→ **EXERCISE DESCRIPTION**: Reproduce each line bearing the word "this".

Figure contents as structured data:
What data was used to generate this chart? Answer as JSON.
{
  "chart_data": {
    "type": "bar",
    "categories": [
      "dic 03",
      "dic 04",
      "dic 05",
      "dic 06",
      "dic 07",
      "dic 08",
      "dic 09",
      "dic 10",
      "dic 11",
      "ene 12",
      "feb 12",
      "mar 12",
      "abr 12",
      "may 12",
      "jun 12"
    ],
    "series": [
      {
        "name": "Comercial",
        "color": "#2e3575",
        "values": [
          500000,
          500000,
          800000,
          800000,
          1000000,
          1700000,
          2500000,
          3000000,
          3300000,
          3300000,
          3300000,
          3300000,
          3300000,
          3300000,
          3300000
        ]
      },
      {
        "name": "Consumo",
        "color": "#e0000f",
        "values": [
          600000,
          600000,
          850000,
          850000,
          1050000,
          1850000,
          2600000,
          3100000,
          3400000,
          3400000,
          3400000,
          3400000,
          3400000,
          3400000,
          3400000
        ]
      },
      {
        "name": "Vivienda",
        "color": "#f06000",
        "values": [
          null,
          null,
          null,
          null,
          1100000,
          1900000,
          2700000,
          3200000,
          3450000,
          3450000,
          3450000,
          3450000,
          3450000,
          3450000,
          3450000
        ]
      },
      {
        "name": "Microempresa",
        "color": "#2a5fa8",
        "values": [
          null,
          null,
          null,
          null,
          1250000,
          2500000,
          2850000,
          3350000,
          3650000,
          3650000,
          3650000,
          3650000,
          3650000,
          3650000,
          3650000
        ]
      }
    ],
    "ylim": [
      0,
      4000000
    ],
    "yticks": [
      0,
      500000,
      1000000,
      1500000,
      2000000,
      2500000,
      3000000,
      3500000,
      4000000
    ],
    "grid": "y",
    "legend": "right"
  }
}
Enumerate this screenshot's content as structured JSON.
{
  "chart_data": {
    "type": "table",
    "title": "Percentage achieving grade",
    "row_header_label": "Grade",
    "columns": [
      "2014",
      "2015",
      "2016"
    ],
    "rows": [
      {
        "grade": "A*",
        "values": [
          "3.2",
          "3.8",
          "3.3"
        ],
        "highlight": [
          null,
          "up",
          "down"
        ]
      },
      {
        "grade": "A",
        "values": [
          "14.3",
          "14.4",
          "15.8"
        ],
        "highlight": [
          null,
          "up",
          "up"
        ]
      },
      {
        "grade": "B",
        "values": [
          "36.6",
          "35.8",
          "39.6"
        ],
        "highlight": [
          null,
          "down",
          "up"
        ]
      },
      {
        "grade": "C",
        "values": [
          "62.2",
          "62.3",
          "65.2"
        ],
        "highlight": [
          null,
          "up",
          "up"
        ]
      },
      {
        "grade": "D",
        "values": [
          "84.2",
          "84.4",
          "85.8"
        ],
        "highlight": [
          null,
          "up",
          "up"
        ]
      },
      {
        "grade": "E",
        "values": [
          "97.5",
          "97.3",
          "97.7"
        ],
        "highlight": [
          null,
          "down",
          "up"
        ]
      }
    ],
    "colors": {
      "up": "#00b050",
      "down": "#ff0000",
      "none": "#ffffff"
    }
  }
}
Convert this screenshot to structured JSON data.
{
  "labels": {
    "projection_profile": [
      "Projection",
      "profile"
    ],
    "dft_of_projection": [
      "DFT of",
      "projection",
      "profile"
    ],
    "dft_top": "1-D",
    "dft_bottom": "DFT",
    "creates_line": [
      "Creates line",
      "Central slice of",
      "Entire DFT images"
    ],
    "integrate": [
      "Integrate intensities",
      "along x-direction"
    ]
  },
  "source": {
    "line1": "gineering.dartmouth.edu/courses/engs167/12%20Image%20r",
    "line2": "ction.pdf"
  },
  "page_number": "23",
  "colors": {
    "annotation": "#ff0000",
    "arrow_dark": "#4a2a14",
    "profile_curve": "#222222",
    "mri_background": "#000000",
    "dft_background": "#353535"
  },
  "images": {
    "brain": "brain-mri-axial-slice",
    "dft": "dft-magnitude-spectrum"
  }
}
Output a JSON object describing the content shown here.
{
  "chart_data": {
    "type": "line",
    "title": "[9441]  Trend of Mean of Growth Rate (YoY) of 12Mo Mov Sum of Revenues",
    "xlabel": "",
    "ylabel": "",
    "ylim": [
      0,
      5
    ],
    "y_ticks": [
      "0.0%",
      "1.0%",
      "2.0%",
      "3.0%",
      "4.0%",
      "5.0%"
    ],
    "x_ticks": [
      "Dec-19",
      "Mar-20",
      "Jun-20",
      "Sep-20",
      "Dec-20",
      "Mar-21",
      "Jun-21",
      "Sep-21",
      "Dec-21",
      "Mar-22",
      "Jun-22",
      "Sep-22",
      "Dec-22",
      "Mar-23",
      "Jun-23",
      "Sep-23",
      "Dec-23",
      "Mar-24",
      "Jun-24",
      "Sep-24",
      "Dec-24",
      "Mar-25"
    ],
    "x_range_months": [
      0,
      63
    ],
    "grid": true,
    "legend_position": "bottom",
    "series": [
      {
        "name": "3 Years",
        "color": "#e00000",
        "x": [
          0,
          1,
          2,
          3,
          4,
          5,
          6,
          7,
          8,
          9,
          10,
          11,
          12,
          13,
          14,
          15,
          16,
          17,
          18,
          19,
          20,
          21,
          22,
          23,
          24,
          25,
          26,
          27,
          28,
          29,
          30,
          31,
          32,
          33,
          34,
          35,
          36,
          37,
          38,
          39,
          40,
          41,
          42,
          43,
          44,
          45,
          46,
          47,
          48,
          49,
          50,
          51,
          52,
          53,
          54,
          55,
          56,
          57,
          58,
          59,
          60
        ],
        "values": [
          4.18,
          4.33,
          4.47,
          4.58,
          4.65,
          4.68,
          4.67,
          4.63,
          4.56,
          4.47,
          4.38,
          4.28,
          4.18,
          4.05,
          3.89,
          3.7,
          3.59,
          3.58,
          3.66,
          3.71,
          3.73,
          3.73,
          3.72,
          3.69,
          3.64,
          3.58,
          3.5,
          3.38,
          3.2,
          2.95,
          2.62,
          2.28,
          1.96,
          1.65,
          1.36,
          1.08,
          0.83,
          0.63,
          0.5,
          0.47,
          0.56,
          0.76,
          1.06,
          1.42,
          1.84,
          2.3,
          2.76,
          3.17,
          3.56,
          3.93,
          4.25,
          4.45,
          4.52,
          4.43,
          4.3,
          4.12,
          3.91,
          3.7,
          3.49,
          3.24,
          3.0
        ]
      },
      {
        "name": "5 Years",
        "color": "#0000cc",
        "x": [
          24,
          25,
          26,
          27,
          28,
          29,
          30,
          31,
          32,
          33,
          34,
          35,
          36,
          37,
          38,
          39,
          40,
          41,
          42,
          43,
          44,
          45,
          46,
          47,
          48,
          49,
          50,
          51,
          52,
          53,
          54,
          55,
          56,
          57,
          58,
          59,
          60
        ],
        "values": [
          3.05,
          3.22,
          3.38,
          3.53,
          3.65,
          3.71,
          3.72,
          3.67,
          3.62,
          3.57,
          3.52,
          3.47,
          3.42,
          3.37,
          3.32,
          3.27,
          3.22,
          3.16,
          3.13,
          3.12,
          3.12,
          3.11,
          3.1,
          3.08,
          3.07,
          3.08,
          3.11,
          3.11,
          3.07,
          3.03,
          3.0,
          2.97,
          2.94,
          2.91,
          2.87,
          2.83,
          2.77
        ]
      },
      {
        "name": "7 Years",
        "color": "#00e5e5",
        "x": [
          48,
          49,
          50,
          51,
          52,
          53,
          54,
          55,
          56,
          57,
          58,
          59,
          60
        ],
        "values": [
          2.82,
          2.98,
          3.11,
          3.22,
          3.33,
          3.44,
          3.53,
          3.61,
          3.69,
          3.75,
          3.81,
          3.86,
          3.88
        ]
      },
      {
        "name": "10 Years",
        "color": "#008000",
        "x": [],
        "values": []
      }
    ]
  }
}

→ **TASK ANSWER**:
What data was used to generate this chart? Answer as JSON.
Enumerate this screenshot's content as structured JSON.
Convert this screenshot to structured JSON data.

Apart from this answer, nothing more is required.